··· Selected passage ···

The most important thing to remember is that children are ALWAYS affected when there is abuse in the home, even if they do not observe or experience it personally.

by Dave Decker M.A.

 

SOME MYTHS ABOUT CHILDREN AND ABUSE IN THE HOME

  • If the children don't see or experience the abuse, they have no feelings about it and are not affected by it
    ...in fact, simply witnessing abuse and violence can have significant damaging and traumatic effects; they still feel the tension and stress in the household and this influences who they are and how they relate to the world around them.
  • Parents should "protect" their children by not talking honestly and openly about the abuse that is occurring
    ...e.g. why it actually happens, how it affects others, what it means, who is really responsible
  • Children are resilient and will recover from the effects of coming from an abusive home on their own
    ...i.e. the mistaken notion that they don't need any help from "outsiders"

THE REALITY IS THAT CHILDREN ARE LEFT CONFUSED, FRIGHTENED, ANGRY, AND IN EMOTIONAL TURMOIL
BY ABUSE IN THE HOME

  • Despite the fact that children are astute observers of events going on around them in the family, children are generally poor interpreters of what has happened and have great difficulty "making sense" of the situation
    ...why the abuse is occurring
    ...who is actually responsible for the abusive behavior

THE EXTENT OF THE EMOTIONAL DAMAGE DEPENDS ON:

  • The frequency, severity, and duration of the abuse that occurs
  • Whether abuse is directed toward the child him/herself
    ...although even simply observing abuse in the home can have profound and damaging effects on children
  • How the child interprets the experience
    ...e.g. does the child see his/her mother as the "problem" if she is being abused by their father?
  • What kinds of survival skills the child has developed
    ...e.g. is the child able to use his/her fear and uncertainty to push him/herself to achieve in school and connect with others in the community?
  • How much family or outside emotional support is available to the child
    ...i.e. is there a significant connection with other adults who can provide nurturance and affirmation and/or who can help the child understand what is happening in his or her home?

··· Given data ···

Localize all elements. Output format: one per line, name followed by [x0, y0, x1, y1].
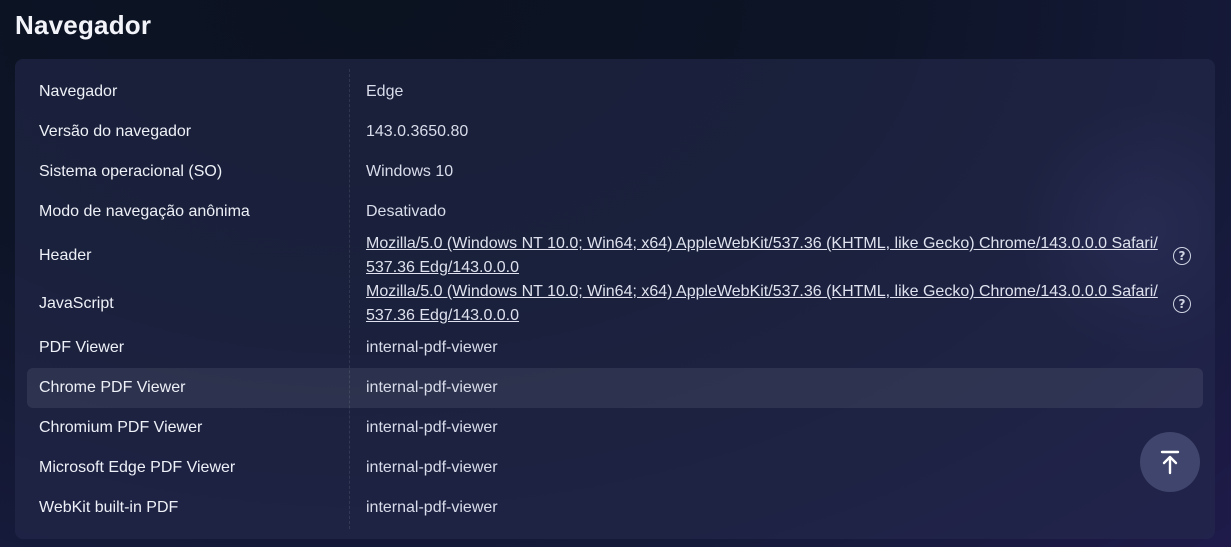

···

- [Requirements]
**A)** In the piece on children and abuse in the home, what are children said to be generally poor at, even though they are astute observers?
**B)** In the piece on children and abuse in the home, write out the passage between "SOME MYTHS ABOUT" and "world around them.", inclusive, substituting "strain" for "tension".
The lines aren't needed for this.

- [The results]
**A)** Children are generally poor interpreters of what has happened and have great difficulty making sense of the situation.

**B)**
SOME MYTHS ABOUT CHILDREN AND ABUSE IN THE HOME

  • If the children don't see or experience the abuse, they have no feelings about it and are not affected by it
    ...in fact, simply witnessing abuse and violence can have significant damaging and traumatic effects; they still feel the strain and stress in the household and this influences who they are and how they relate to the world around them.